■ REQUIREMENT ■
Write out the material again word for word, dropping any images it holds.

Figure contents as structured data
========

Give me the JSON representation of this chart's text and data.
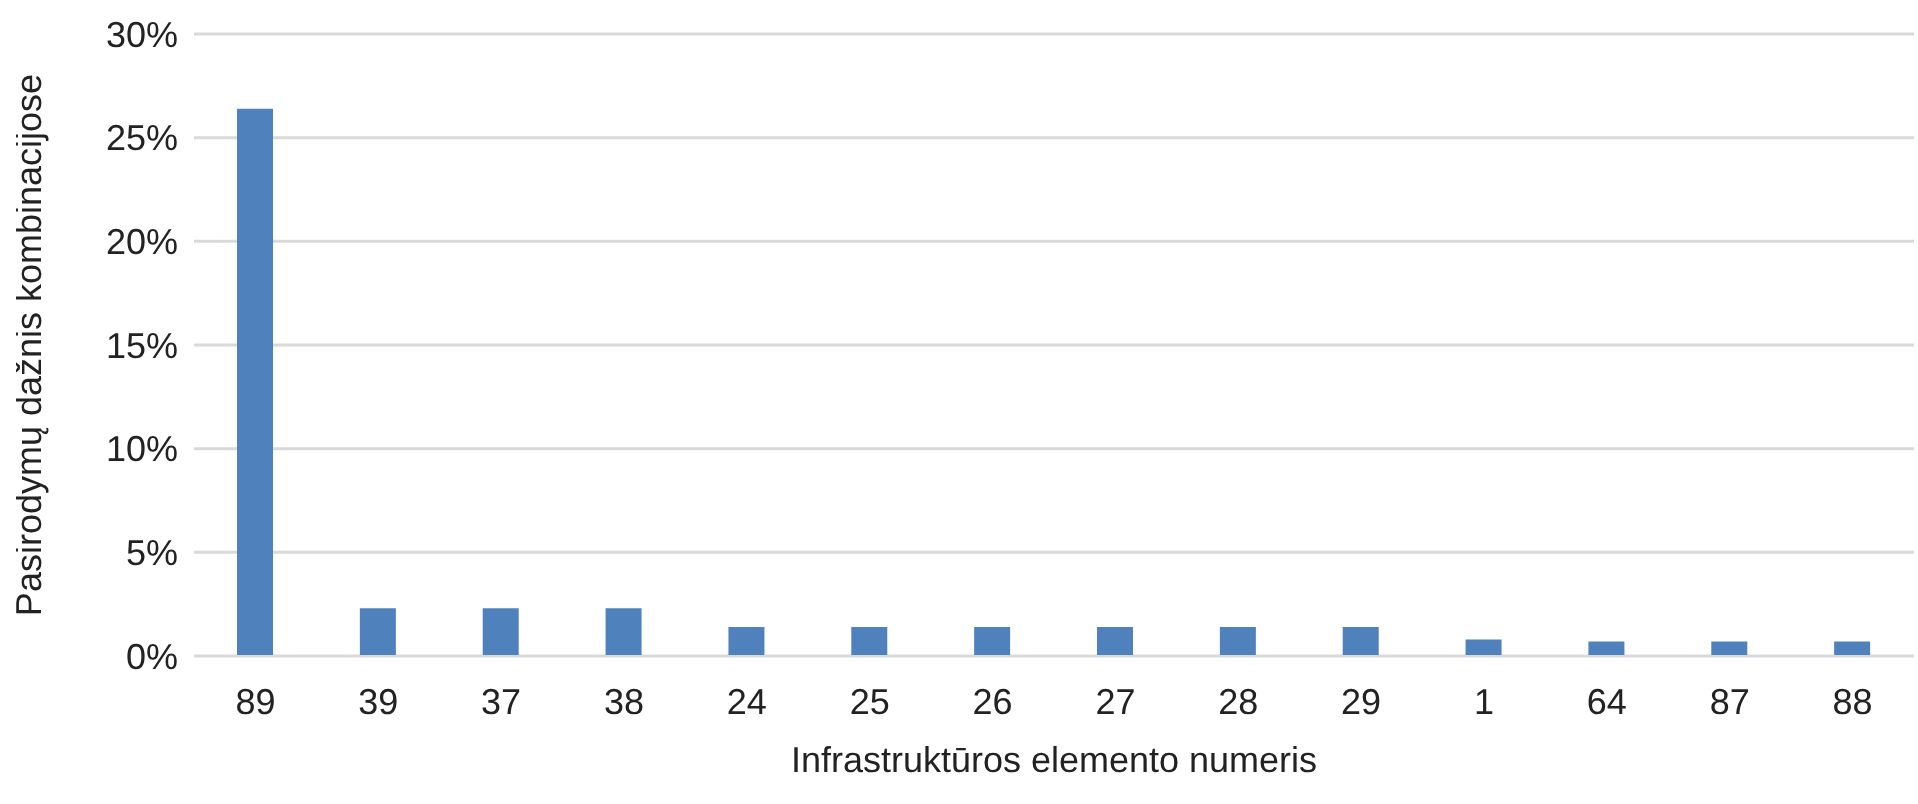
{
  "chart_data": {
    "type": "bar",
    "xlabel": "Infrastruktūros elemento numeris",
    "ylabel": "Pasirodymų dažnis kombinacijose",
    "categories": [
      "89",
      "39",
      "37",
      "38",
      "24",
      "25",
      "26",
      "27",
      "28",
      "29",
      "1",
      "64",
      "87",
      "88"
    ],
    "values": [
      26.4,
      2.3,
      2.3,
      2.3,
      1.4,
      1.4,
      1.4,
      1.4,
      1.4,
      1.4,
      0.8,
      0.7,
      0.7,
      0.7
    ],
    "color": "#4f81bd",
    "ylim": [
      0,
      30
    ],
    "yticks": [
      {
        "value": 0,
        "label": "0%"
      },
      {
        "value": 5,
        "label": "5%"
      },
      {
        "value": 10,
        "label": "10%"
      },
      {
        "value": 15,
        "label": "15%"
      },
      {
        "value": 20,
        "label": "20%"
      },
      {
        "value": 25,
        "label": "25%"
      },
      {
        "value": 30,
        "label": "30%"
      }
    ],
    "grid": "y"
  }
}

========

■ RESULT BELOW ■
Give me the JSON representation of this chart's text and data.
{
  "chart_data": {
    "type": "bar",
    "xlabel": "Infrastruktūros elemento numeris",
    "ylabel": "Pasirodymų dažnis kombinacijose",
    "categories": [
      "89",
      "39",
      "37",
      "38",
      "24",
      "25",
      "26",
      "27",
      "28",
      "29",
      "1",
      "64",
      "87",
      "88"
    ],
    "values": [
      26.4,
      2.3,
      2.3,
      2.3,
      1.4,
      1.4,
      1.4,
      1.4,
      1.4,
      1.4,
      0.8,
      0.7,
      0.7,
      0.7
    ],
    "color": "#4f81bd",
    "ylim": [
      0,
      30
    ],
    "yticks": [
      {
        "value": 0,
        "label": "0%"
      },
      {
        "value": 5,
        "label": "5%"
      },
      {
        "value": 10,
        "label": "10%"
      },
      {
        "value": 15,
        "label": "15%"
      },
      {
        "value": 20,
        "label": "20%"
      },
      {
        "value": 25,
        "label": "25%"
      },
      {
        "value": 30,
        "label": "30%"
      }
    ],
    "grid": "y"
  }
}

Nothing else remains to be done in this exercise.